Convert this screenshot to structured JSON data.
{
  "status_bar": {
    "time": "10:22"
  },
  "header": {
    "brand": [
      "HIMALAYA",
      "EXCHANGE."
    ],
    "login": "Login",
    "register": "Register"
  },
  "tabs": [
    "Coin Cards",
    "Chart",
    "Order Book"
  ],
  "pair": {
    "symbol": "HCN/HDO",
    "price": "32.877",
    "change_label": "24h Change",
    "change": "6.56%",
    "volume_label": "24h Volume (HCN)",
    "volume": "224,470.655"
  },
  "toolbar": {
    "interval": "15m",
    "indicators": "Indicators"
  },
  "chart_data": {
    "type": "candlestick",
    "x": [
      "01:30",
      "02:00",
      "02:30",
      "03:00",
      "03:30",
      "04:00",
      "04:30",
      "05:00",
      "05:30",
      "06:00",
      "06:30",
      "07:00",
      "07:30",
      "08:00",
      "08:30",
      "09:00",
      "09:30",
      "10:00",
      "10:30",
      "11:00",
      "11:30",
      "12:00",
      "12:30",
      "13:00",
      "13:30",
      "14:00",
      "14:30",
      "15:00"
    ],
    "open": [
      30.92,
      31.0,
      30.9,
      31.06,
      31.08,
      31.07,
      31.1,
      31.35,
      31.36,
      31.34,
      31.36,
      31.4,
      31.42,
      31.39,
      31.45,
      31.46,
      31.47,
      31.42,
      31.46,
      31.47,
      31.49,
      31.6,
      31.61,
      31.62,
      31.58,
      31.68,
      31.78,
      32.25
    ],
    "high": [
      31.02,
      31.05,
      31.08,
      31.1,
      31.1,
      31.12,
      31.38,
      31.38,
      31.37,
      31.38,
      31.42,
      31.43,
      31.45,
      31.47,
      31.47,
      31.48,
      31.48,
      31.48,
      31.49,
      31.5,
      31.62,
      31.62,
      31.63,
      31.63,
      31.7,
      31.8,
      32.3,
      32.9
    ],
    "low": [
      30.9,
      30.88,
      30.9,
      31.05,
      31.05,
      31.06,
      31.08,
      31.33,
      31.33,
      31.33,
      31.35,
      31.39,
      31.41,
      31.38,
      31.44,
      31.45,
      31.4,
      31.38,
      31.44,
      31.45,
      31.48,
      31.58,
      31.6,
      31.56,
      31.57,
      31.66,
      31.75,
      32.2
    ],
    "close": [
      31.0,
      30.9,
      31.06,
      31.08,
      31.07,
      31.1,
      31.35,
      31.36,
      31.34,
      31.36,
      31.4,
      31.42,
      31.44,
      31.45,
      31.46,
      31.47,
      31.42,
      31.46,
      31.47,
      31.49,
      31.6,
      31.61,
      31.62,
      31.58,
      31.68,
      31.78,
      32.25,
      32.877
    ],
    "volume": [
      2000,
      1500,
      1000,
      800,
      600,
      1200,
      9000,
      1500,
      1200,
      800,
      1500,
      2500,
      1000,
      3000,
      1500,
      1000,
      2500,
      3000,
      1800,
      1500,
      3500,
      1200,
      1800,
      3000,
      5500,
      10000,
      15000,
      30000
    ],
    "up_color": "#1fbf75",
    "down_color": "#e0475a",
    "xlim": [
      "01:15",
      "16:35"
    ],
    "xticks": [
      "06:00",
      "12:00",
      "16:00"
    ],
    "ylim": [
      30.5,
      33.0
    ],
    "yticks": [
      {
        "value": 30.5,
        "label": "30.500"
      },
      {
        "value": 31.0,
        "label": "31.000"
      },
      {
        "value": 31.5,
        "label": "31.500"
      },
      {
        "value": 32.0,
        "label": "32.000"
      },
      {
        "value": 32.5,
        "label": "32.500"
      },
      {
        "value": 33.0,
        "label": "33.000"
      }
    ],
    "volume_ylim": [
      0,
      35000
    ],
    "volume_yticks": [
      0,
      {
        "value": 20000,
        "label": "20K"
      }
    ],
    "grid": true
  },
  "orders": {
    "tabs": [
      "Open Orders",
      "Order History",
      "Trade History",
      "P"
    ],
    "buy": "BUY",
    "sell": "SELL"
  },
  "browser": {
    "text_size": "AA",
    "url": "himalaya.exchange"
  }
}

=-=-=-=-=

## STATED TASK
Output each record precisely as given.

## TASK OUTPUT
Convert this screenshot to structured JSON data.
{
  "status_bar": {
    "time": "10:22"
  },
  "header": {
    "brand": [
      "HIMALAYA",
      "EXCHANGE."
    ],
    "login": "Login",
    "register": "Register"
  },
  "tabs": [
    "Coin Cards",
    "Chart",
    "Order Book"
  ],
  "pair": {
    "symbol": "HCN/HDO",
    "price": "32.877",
    "change_label": "24h Change",
    "change": "6.56%",
    "volume_label": "24h Volume (HCN)",
    "volume": "224,470.655"
  },
  "toolbar": {
    "interval": "15m",
    "indicators": "Indicators"
  },
  "chart_data": {
    "type": "candlestick",
    "x": [
      "01:30",
      "02:00",
      "02:30",
      "03:00",
      "03:30",
      "04:00",
      "04:30",
      "05:00",
      "05:30",
      "06:00",
      "06:30",
      "07:00",
      "07:30",
      "08:00",
      "08:30",
      "09:00",
      "09:30",
      "10:00",
      "10:30",
      "11:00",
      "11:30",
      "12:00",
      "12:30",
      "13:00",
      "13:30",
      "14:00",
      "14:30",
      "15:00"
    ],
    "open": [
      30.92,
      31.0,
      30.9,
      31.06,
      31.08,
      31.07,
      31.1,
      31.35,
      31.36,
      31.34,
      31.36,
      31.4,
      31.42,
      31.39,
      31.45,
      31.46,
      31.47,
      31.42,
      31.46,
      31.47,
      31.49,
      31.6,
      31.61,
      31.62,
      31.58,
      31.68,
      31.78,
      32.25
    ],
    "high": [
      31.02,
      31.05,
      31.08,
      31.1,
      31.1,
      31.12,
      31.38,
      31.38,
      31.37,
      31.38,
      31.42,
      31.43,
      31.45,
      31.47,
      31.47,
      31.48,
      31.48,
      31.48,
      31.49,
      31.5,
      31.62,
      31.62,
      31.63,
      31.63,
      31.7,
      31.8,
      32.3,
      32.9
    ],
    "low": [
      30.9,
      30.88,
      30.9,
      31.05,
      31.05,
      31.06,
      31.08,
      31.33,
      31.33,
      31.33,
      31.35,
      31.39,
      31.41,
      31.38,
      31.44,
      31.45,
      31.4,
      31.38,
      31.44,
      31.45,
      31.48,
      31.58,
      31.6,
      31.56,
      31.57,
      31.66,
      31.75,
      32.2
    ],
    "close": [
      31.0,
      30.9,
      31.06,
      31.08,
      31.07,
      31.1,
      31.35,
      31.36,
      31.34,
      31.36,
      31.4,
      31.42,
      31.44,
      31.45,
      31.46,
      31.47,
      31.42,
      31.46,
      31.47,
      31.49,
      31.6,
      31.61,
      31.62,
      31.58,
      31.68,
      31.78,
      32.25,
      32.877
    ],
    "volume": [
      2000,
      1500,
      1000,
      800,
      600,
      1200,
      9000,
      1500,
      1200,
      800,
      1500,
      2500,
      1000,
      3000,
      1500,
      1000,
      2500,
      3000,
      1800,
      1500,
      3500,
      1200,
      1800,
      3000,
      5500,
      10000,
      15000,
      30000
    ],
    "up_color": "#1fbf75",
    "down_color": "#e0475a",
    "xlim": [
      "01:15",
      "16:35"
    ],
    "xticks": [
      "06:00",
      "12:00",
      "16:00"
    ],
    "ylim": [
      30.5,
      33.0
    ],
    "yticks": [
      {
        "value": 30.5,
        "label": "30.500"
      },
      {
        "value": 31.0,
        "label": "31.000"
      },
      {
        "value": 31.5,
        "label": "31.500"
      },
      {
        "value": 32.0,
        "label": "32.000"
      },
      {
        "value": 32.5,
        "label": "32.500"
      },
      {
        "value": 33.0,
        "label": "33.000"
      }
    ],
    "volume_ylim": [
      0,
      35000
    ],
    "volume_yticks": [
      0,
      {
        "value": 20000,
        "label": "20K"
      }
    ],
    "grid": true
  },
  "orders": {
    "tabs": [
      "Open Orders",
      "Order History",
      "Trade History",
      "P"
    ],
    "buy": "BUY",
    "sell": "SELL"
  },
  "browser": {
    "text_size": "AA",
    "url": "himalaya.exchange"
  }
}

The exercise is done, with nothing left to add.